### MATERIAL PROVIDED
====

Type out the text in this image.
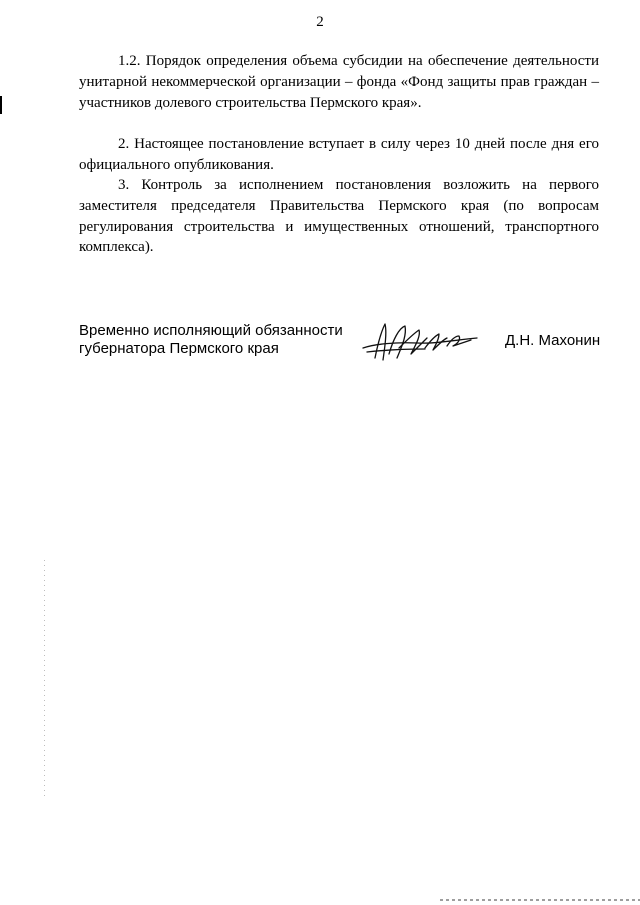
2

1.2. Порядок определения объема субсидии на обеспечение деятельности унитарной некоммерческой организации – фонда «Фонд защиты прав граждан – участников долевого строительства Пермского края».

2. Настоящее постановление вступает в силу через 10 дней после дня его официального опубликования.

3. Контроль за исполнением постановления возложить на первого заместителя председателя Правительства Пермского края (по вопросам регулирования строительства и имущественных отношений, транспортного комплекса).

Временно исполняющий обязанности
губернатора Пермского края	Д.Н. Махонин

====

### THE REQUEST
State the count of lines above containing the string "Пермского", and add nothing to it.

### FULL RESPONSE
3